Set task
Take the line that contains "Read this page and output its text content." as the first line and the last line of the material below as the final one; reproduce exactly the lines between, inclusive.

----------------------------------------

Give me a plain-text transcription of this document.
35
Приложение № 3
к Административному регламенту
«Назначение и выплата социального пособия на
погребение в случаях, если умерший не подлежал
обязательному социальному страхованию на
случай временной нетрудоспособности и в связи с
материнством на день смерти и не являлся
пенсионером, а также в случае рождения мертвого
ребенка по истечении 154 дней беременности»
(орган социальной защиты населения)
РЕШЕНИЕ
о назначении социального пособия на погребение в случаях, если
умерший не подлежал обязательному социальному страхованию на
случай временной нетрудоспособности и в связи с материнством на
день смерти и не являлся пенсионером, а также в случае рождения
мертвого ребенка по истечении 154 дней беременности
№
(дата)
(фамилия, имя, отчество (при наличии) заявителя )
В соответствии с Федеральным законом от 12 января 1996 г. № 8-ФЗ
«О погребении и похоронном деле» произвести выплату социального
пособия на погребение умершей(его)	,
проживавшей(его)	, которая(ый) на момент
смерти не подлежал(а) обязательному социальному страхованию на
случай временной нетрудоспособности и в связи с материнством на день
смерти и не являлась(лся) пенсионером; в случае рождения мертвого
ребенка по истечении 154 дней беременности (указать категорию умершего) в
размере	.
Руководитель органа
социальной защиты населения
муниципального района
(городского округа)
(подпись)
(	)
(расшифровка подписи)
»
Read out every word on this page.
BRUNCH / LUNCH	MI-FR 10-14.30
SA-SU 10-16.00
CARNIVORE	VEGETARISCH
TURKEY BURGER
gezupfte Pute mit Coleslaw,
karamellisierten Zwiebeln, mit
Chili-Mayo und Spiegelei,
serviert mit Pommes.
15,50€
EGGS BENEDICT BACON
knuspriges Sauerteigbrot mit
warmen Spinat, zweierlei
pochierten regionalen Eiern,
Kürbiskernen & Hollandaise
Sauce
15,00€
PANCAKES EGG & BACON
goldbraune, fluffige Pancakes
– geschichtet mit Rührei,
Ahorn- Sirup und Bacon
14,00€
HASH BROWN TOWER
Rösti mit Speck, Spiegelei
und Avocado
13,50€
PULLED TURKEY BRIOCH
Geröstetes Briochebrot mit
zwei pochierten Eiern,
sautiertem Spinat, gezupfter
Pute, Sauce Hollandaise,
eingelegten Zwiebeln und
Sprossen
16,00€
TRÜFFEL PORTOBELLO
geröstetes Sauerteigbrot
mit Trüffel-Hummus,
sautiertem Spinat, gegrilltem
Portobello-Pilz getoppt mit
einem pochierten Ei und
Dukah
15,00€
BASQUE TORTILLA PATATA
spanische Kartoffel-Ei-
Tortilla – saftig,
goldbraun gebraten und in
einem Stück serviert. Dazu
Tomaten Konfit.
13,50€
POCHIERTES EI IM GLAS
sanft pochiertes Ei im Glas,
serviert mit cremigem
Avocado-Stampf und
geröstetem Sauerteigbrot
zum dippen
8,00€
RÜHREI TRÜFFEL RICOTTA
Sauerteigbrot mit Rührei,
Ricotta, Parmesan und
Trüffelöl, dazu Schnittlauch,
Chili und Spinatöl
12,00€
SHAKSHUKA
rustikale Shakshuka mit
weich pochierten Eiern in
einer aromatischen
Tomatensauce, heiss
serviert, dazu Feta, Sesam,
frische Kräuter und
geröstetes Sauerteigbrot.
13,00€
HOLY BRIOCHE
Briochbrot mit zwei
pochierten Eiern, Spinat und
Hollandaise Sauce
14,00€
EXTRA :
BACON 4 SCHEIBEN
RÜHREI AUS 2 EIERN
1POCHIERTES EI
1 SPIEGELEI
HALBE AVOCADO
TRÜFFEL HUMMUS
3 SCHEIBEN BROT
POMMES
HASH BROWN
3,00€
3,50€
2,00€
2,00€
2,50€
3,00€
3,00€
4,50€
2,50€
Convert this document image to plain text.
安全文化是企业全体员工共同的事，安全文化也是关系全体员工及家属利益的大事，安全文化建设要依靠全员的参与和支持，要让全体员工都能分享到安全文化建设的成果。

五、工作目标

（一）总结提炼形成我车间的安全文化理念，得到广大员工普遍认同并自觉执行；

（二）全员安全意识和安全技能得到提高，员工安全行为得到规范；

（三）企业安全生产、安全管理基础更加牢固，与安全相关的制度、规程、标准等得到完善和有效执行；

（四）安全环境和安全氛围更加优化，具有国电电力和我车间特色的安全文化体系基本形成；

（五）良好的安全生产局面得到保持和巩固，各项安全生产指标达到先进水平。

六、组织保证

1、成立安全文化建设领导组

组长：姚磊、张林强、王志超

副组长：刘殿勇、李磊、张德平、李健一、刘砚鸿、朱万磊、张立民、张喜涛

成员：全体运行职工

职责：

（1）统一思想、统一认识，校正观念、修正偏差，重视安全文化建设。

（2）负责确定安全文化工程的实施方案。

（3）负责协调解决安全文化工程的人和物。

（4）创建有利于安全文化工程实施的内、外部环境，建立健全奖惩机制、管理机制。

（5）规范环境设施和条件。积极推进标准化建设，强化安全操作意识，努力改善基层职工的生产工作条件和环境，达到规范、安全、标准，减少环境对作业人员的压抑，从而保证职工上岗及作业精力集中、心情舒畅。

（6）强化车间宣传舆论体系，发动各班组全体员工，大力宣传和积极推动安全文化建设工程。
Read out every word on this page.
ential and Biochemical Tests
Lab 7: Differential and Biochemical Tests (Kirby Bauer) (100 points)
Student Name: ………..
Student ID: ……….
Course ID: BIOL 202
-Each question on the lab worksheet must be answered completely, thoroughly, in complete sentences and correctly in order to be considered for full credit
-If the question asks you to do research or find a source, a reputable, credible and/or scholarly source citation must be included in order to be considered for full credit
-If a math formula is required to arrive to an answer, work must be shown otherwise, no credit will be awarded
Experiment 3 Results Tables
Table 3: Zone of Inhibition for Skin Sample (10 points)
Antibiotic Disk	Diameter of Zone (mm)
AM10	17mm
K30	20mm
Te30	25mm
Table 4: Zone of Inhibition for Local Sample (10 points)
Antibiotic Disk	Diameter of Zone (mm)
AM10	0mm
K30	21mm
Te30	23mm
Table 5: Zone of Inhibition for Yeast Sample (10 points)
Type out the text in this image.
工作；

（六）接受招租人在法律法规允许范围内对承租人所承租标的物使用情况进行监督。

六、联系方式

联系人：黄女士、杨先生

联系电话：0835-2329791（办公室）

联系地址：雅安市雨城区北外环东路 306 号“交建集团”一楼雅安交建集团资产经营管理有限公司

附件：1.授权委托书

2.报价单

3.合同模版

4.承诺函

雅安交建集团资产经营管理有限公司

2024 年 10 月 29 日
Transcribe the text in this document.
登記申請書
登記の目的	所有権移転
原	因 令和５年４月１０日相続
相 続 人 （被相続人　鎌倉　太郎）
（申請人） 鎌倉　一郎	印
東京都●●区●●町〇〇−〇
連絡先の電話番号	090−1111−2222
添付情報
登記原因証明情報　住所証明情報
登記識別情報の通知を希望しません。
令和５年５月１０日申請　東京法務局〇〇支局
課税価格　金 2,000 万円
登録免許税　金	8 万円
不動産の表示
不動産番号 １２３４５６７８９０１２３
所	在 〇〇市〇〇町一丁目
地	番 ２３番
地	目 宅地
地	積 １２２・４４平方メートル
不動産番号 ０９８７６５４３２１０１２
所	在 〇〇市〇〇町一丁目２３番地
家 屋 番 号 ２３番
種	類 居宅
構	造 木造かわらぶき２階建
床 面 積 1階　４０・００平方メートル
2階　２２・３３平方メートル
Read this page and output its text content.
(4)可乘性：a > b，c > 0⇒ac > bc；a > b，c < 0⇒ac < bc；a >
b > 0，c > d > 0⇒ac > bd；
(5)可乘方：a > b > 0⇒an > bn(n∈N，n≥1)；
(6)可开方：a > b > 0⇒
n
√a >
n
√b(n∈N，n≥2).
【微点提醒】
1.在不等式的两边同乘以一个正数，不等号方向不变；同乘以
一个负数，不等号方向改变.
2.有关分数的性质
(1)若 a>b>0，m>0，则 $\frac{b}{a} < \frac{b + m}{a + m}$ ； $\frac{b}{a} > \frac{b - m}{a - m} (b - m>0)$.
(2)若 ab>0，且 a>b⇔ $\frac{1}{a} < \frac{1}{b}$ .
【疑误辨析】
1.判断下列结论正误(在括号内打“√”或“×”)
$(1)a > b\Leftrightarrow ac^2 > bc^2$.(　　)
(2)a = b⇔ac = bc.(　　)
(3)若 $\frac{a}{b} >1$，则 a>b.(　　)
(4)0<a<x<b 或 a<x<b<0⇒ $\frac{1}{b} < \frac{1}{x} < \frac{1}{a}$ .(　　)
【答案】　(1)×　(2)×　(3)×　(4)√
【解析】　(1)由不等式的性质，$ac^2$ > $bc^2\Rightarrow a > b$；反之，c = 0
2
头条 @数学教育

----------------------------------------

Result for this exercise
Read this page and output its text content.
(4)可乘性：a > b，c > 0⇒ac > bc；a > b，c < 0⇒ac < bc；a >
b > 0，c > d > 0⇒ac > bd；
(5)可乘方：a > b > 0⇒an > bn(n∈N，n≥1)；
(6)可开方：a > b > 0⇒
n
√a >
n
√b(n∈N，n≥2).
【微点提醒】
1.在不等式的两边同乘以一个正数，不等号方向不变；同乘以
一个负数，不等号方向改变.
2.有关分数的性质
(1)若 a>b>0，m>0，则 $\frac{b}{a} < \frac{b + m}{a + m}$ ； $\frac{b}{a} > \frac{b - m}{a - m} (b - m>0)$.
(2)若 ab>0，且 a>b⇔ $\frac{1}{a} < \frac{1}{b}$ .
【疑误辨析】
1.判断下列结论正误(在括号内打“√”或“×”)
$(1)a > b\Leftrightarrow ac^2 > bc^2$.(　　)
(2)a = b⇔ac = bc.(　　)
(3)若 $\frac{a}{b} >1$，则 a>b.(　　)
(4)0<a<x<b 或 a<x<b<0⇒ $\frac{1}{b} < \frac{1}{x} < \frac{1}{a}$ .(　　)
【答案】　(1)×　(2)×　(3)×　(4)√
【解析】　(1)由不等式的性质，$ac^2$ > $bc^2\Rightarrow a > b$；反之，c = 0
2
头条 @数学教育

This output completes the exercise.